#### [Page]
A Lady's Ruminations

"Jane was firm where she felt herself to be right." -Jane Austen, Pride and Prejudice

My Photo
Name:
Location: United States

I'm also a usually quiet, reserved Lady, who enjoys books, tea, baking, and movies! I spend most of my time reading one of my favorite books or wishing I was reading my favorite books. My Grand Passion is history, particularly the Regency Period in England, when Jane Austen wrote, Lord Nelson defeated the French Fleet at Trafalgar, the Duke of Wellington defeated Napoleon, and men were Gentlemen and women Ladies. I cherish the thought of being a Lady and love manners, being proper, and having proper tea. My favorite tea is Twinings, especially Earl Grey or Prince of Wales. My specialty to make is Scones with Devon Cream. I am a Catholic and a Conservative.

Source records:
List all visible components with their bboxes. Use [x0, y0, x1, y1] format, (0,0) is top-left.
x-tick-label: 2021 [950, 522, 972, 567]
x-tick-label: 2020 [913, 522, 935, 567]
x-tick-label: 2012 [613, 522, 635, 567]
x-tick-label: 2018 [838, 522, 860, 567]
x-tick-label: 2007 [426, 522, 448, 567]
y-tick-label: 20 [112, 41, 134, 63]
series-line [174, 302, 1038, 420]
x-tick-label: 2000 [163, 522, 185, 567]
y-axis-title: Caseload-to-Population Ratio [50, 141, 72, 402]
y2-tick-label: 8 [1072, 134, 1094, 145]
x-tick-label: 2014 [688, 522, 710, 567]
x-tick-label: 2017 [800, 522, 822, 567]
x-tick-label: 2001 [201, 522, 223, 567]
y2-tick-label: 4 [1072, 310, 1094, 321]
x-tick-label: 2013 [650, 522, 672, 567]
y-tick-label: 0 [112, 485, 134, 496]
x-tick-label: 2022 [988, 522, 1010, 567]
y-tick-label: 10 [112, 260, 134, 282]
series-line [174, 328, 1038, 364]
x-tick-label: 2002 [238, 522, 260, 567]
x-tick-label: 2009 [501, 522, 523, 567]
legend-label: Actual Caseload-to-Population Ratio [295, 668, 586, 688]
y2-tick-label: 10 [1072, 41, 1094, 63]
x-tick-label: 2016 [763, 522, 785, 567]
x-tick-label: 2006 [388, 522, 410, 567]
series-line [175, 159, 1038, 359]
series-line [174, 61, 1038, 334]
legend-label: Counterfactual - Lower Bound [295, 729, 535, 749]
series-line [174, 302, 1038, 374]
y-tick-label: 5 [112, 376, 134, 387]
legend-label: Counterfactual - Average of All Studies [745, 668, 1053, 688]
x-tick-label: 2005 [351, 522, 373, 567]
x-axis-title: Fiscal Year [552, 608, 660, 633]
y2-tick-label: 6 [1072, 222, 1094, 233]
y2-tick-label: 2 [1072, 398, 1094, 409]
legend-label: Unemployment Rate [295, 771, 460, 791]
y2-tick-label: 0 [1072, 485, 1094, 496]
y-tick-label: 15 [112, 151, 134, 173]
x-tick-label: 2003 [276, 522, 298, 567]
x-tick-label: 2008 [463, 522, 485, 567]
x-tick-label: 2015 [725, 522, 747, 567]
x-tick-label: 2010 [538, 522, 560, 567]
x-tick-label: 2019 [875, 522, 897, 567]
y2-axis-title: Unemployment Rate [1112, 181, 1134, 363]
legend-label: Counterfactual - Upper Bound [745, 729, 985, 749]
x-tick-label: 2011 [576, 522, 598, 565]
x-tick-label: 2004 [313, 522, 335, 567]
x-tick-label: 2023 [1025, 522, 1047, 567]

#### [Problem A]
From the profile, write out the passage that opens with the words containing "A Lady's Ruminations" and closes with "and a Conservative.".
#### [Problem B]
Translate this sentence from the profile into Spanish: "My favorite tea is Twinings, especially Earl Grey or Prince of Wales."
These lines stand apart from the profile and are separate material.

#### [Task solution A]
A Lady's Ruminations

"Jane was firm where she felt herself to be right." -Jane Austen, Pride and Prejudice

My Photo
Name:
Location: United States

I'm also a usually quiet, reserved Lady, who enjoys books, tea, baking, and movies! I spend most of my time reading one of my favorite books or wishing I was reading my favorite books. My Grand Passion is history, particularly the Regency Period in England, when Jane Austen wrote, Lord Nelson defeated the French Fleet at Trafalgar, the Duke of Wellington defeated Napoleon, and men were Gentlemen and women Ladies. I cherish the thought of being a Lady and love manners, being proper, and having proper tea. My favorite tea is Twinings, especially Earl Grey or Prince of Wales. My specialty to make is Scones with Devon Cream. I am a Catholic and a Conservative.

#### [Task solution B]
Mi té favorito es Twinings, especialmente Earl Grey o Prince of Wales.